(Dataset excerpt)
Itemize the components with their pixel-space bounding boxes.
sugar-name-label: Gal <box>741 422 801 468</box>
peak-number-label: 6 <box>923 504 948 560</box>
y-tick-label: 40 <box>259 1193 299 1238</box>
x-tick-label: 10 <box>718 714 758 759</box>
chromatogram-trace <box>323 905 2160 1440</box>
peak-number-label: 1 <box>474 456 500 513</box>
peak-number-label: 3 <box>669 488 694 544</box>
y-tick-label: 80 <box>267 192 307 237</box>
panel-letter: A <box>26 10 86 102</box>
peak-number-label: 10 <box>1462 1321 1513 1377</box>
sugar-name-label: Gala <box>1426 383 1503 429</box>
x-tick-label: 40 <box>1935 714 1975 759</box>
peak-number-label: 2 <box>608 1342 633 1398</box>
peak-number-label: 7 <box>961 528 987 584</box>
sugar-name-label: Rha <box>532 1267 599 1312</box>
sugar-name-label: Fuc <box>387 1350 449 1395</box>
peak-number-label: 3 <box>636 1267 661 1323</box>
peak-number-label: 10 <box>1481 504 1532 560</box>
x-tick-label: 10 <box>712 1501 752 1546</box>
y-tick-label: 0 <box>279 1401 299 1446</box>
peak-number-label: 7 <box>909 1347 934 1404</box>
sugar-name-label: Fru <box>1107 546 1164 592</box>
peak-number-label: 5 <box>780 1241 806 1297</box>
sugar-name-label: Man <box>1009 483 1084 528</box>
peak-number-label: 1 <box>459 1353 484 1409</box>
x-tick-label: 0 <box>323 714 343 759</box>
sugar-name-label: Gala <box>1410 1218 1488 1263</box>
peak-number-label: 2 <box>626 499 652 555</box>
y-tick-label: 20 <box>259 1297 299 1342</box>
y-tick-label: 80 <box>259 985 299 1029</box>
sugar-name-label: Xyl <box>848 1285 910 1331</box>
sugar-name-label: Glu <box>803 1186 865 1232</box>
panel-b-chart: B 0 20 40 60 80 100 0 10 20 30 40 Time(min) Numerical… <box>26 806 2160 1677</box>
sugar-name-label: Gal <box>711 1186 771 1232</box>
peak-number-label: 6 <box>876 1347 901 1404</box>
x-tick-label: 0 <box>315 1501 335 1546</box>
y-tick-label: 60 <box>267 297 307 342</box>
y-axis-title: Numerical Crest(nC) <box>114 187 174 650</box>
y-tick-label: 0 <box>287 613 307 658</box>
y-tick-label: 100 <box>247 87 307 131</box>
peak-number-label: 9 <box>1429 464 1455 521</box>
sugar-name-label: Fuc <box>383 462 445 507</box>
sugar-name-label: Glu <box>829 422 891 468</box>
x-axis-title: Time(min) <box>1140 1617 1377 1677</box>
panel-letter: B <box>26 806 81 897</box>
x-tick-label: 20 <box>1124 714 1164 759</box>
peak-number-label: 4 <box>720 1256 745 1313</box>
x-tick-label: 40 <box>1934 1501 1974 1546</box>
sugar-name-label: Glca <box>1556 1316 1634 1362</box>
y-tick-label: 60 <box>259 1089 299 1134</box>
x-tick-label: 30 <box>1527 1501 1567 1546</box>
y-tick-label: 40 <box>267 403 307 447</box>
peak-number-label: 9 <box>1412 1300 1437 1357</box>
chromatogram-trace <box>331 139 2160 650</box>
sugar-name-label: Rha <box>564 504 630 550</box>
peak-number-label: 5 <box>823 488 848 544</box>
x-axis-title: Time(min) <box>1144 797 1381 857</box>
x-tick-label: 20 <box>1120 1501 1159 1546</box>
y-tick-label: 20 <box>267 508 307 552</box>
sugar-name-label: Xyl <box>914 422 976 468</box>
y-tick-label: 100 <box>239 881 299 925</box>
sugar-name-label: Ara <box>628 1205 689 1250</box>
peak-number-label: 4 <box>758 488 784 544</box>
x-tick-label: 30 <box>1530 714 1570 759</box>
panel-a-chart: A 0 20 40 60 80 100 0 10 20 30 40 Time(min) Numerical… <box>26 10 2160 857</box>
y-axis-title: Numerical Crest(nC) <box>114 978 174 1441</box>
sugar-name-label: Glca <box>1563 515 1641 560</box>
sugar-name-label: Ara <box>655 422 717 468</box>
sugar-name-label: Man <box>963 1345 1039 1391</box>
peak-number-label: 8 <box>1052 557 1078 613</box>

Set problem: Reproduce every line of the entries above, character for character, with nothing altered, added, or left out.

Written reply:
Itemize the components with their pixel-space bounding boxes.
sugar-name-label: Gal <box>741 422 801 468</box>
peak-number-label: 6 <box>923 504 948 560</box>
y-tick-label: 40 <box>259 1193 299 1238</box>
x-tick-label: 10 <box>718 714 758 759</box>
chromatogram-trace <box>323 905 2160 1440</box>
peak-number-label: 1 <box>474 456 500 513</box>
peak-number-label: 3 <box>669 488 694 544</box>
y-tick-label: 80 <box>267 192 307 237</box>
panel-letter: A <box>26 10 86 102</box>
peak-number-label: 10 <box>1462 1321 1513 1377</box>
sugar-name-label: Gala <box>1426 383 1503 429</box>
x-tick-label: 40 <box>1935 714 1975 759</box>
peak-number-label: 2 <box>608 1342 633 1398</box>
peak-number-label: 7 <box>961 528 987 584</box>
sugar-name-label: Rha <box>532 1267 599 1312</box>
sugar-name-label: Fuc <box>387 1350 449 1395</box>
peak-number-label: 3 <box>636 1267 661 1323</box>
peak-number-label: 10 <box>1481 504 1532 560</box>
x-tick-label: 10 <box>712 1501 752 1546</box>
y-tick-label: 0 <box>279 1401 299 1446</box>
peak-number-label: 7 <box>909 1347 934 1404</box>
sugar-name-label: Fru <box>1107 546 1164 592</box>
peak-number-label: 5 <box>780 1241 806 1297</box>
sugar-name-label: Man <box>1009 483 1084 528</box>
peak-number-label: 1 <box>459 1353 484 1409</box>
x-tick-label: 0 <box>323 714 343 759</box>
sugar-name-label: Gala <box>1410 1218 1488 1263</box>
peak-number-label: 2 <box>626 499 652 555</box>
y-tick-label: 20 <box>259 1297 299 1342</box>
y-tick-label: 80 <box>259 985 299 1029</box>
sugar-name-label: Xyl <box>848 1285 910 1331</box>
sugar-name-label: Glu <box>803 1186 865 1232</box>
panel-b-chart: B 0 20 40 60 80 100 0 10 20 30 40 Time(min) Numerical… <box>26 806 2160 1677</box>
sugar-name-label: Gal <box>711 1186 771 1232</box>
peak-number-label: 6 <box>876 1347 901 1404</box>
x-tick-label: 0 <box>315 1501 335 1546</box>
y-tick-label: 60 <box>267 297 307 342</box>
y-axis-title: Numerical Crest(nC) <box>114 187 174 650</box>
y-tick-label: 0 <box>287 613 307 658</box>
y-tick-label: 100 <box>247 87 307 131</box>
peak-number-label: 9 <box>1429 464 1455 521</box>
sugar-name-label: Fuc <box>383 462 445 507</box>
sugar-name-label: Glu <box>829 422 891 468</box>
x-axis-title: Time(min) <box>1140 1617 1377 1677</box>
panel-letter: B <box>26 806 81 897</box>
x-tick-label: 20 <box>1124 714 1164 759</box>
peak-number-label: 4 <box>720 1256 745 1313</box>
x-tick-label: 40 <box>1934 1501 1974 1546</box>
sugar-name-label: Glca <box>1556 1316 1634 1362</box>
y-tick-label: 60 <box>259 1089 299 1134</box>
x-tick-label: 30 <box>1527 1501 1567 1546</box>
y-tick-label: 40 <box>267 403 307 447</box>
peak-number-label: 9 <box>1412 1300 1437 1357</box>
chromatogram-trace <box>331 139 2160 650</box>
sugar-name-label: Rha <box>564 504 630 550</box>
peak-number-label: 5 <box>823 488 848 544</box>
x-axis-title: Time(min) <box>1144 797 1381 857</box>
x-tick-label: 20 <box>1120 1501 1159 1546</box>
y-tick-label: 20 <box>267 508 307 552</box>
sugar-name-label: Xyl <box>914 422 976 468</box>
y-tick-label: 100 <box>239 881 299 925</box>
sugar-name-label: Ara <box>628 1205 689 1250</box>
peak-number-label: 4 <box>758 488 784 544</box>
x-tick-label: 30 <box>1530 714 1570 759</box>
panel-a-chart: A 0 20 40 60 80 100 0 10 20 30 40 Time(min) Numerical… <box>26 10 2160 857</box>
y-axis-title: Numerical Crest(nC) <box>114 978 174 1441</box>
sugar-name-label: Glca <box>1563 515 1641 560</box>
sugar-name-label: Ara <box>655 422 717 468</box>
sugar-name-label: Man <box>963 1345 1039 1391</box>
peak-number-label: 8 <box>1052 557 1078 613</box>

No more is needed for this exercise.